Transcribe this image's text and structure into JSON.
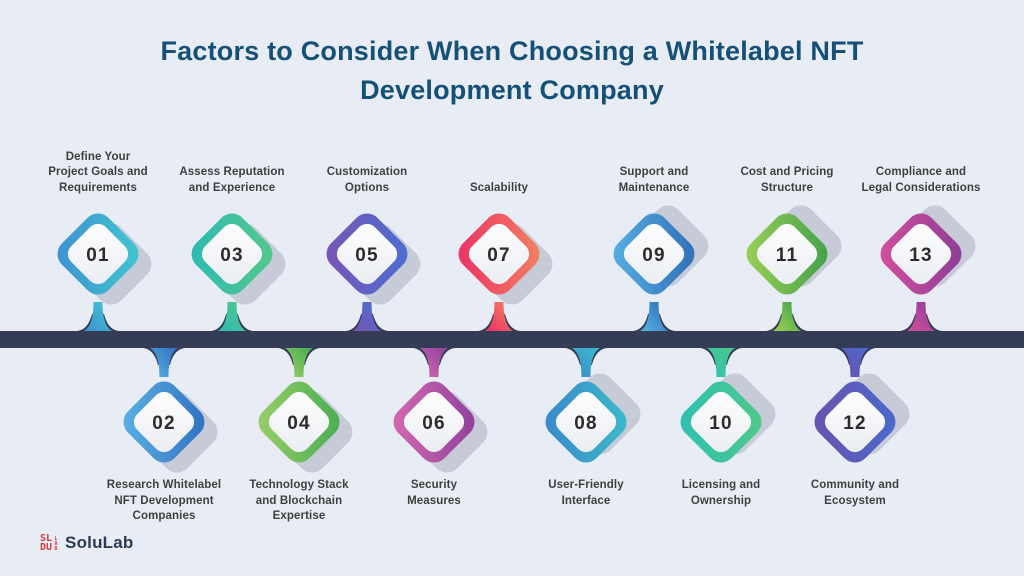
{
  "title": {
    "lines": [
      "Factors to Consider When Choosing a Whitelabel NFT",
      "Development Company"
    ]
  },
  "colors": {
    "background": "#e8ecf4",
    "title": "#155077",
    "bar": "#343c56",
    "number": "#2c2c2c",
    "label": "#3f3f3f",
    "shadow": "#8f96a8",
    "inner_light": "#ffffff",
    "inner_dark": "#e9ecf1",
    "logo_red": "#d7393d",
    "brand_text": "#2c3b52"
  },
  "timeline": {
    "items": [
      {
        "number": "01",
        "row": "top",
        "label_lines": [
          "Define Your",
          "Project Goals and",
          "Requirements"
        ],
        "c1": "#3e8fd0",
        "c2": "#41c8d1"
      },
      {
        "number": "02",
        "row": "bottom",
        "label_lines": [
          "Research Whitelabel",
          "NFT Development",
          "Companies"
        ],
        "c1": "#5cb3e4",
        "c2": "#2f6fc0"
      },
      {
        "number": "03",
        "row": "top",
        "label_lines": [
          "Assess Reputation",
          "and Experience"
        ],
        "c1": "#2cb9b4",
        "c2": "#56c98a"
      },
      {
        "number": "04",
        "row": "bottom",
        "label_lines": [
          "Technology Stack",
          "and Blockchain",
          "Expertise"
        ],
        "c1": "#9ed06a",
        "c2": "#44ab50"
      },
      {
        "number": "05",
        "row": "top",
        "label_lines": [
          "Customization",
          "Options"
        ],
        "c1": "#7a54b6",
        "c2": "#4a6fd2"
      },
      {
        "number": "06",
        "row": "bottom",
        "label_lines": [
          "Security",
          "Measures"
        ],
        "c1": "#d76bb0",
        "c2": "#8c3f9c"
      },
      {
        "number": "07",
        "row": "top",
        "label_lines": [
          "Scalability"
        ],
        "c1": "#eb2e67",
        "c2": "#f2855f"
      },
      {
        "number": "08",
        "row": "bottom",
        "label_lines": [
          "User-Friendly",
          "Interface"
        ],
        "c1": "#3a86ca",
        "c2": "#3cbcca"
      },
      {
        "number": "09",
        "row": "top",
        "label_lines": [
          "Support and",
          "Maintenance"
        ],
        "c1": "#58b2e4",
        "c2": "#2e6cb6"
      },
      {
        "number": "10",
        "row": "bottom",
        "label_lines": [
          "Licensing and",
          "Ownership"
        ],
        "c1": "#2ec0b4",
        "c2": "#4fc987"
      },
      {
        "number": "11",
        "row": "top",
        "label_lines": [
          "Cost and Pricing",
          "Structure"
        ],
        "c1": "#9ed257",
        "c2": "#3f9e4a"
      },
      {
        "number": "12",
        "row": "bottom",
        "label_lines": [
          "Community and",
          "Ecosystem"
        ],
        "c1": "#6a51ae",
        "c2": "#4a6ace"
      },
      {
        "number": "13",
        "row": "top",
        "label_lines": [
          "Compliance and",
          "Legal Considerations"
        ],
        "c1": "#d6509e",
        "c2": "#8b3d96"
      }
    ]
  },
  "footer": {
    "brand": "SoluLab",
    "mark_top": "SL",
    "mark_bottom": "DU",
    "mark_side": "LAB"
  }
}
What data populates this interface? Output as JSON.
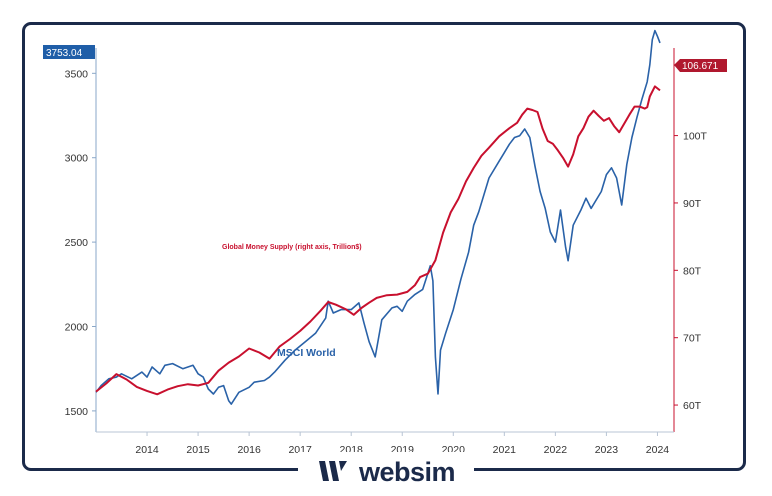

◆ **Exercise aim**
How many lines of these entries contain the string "Development"? Reply with the number alone.

◆ **Completed task**
2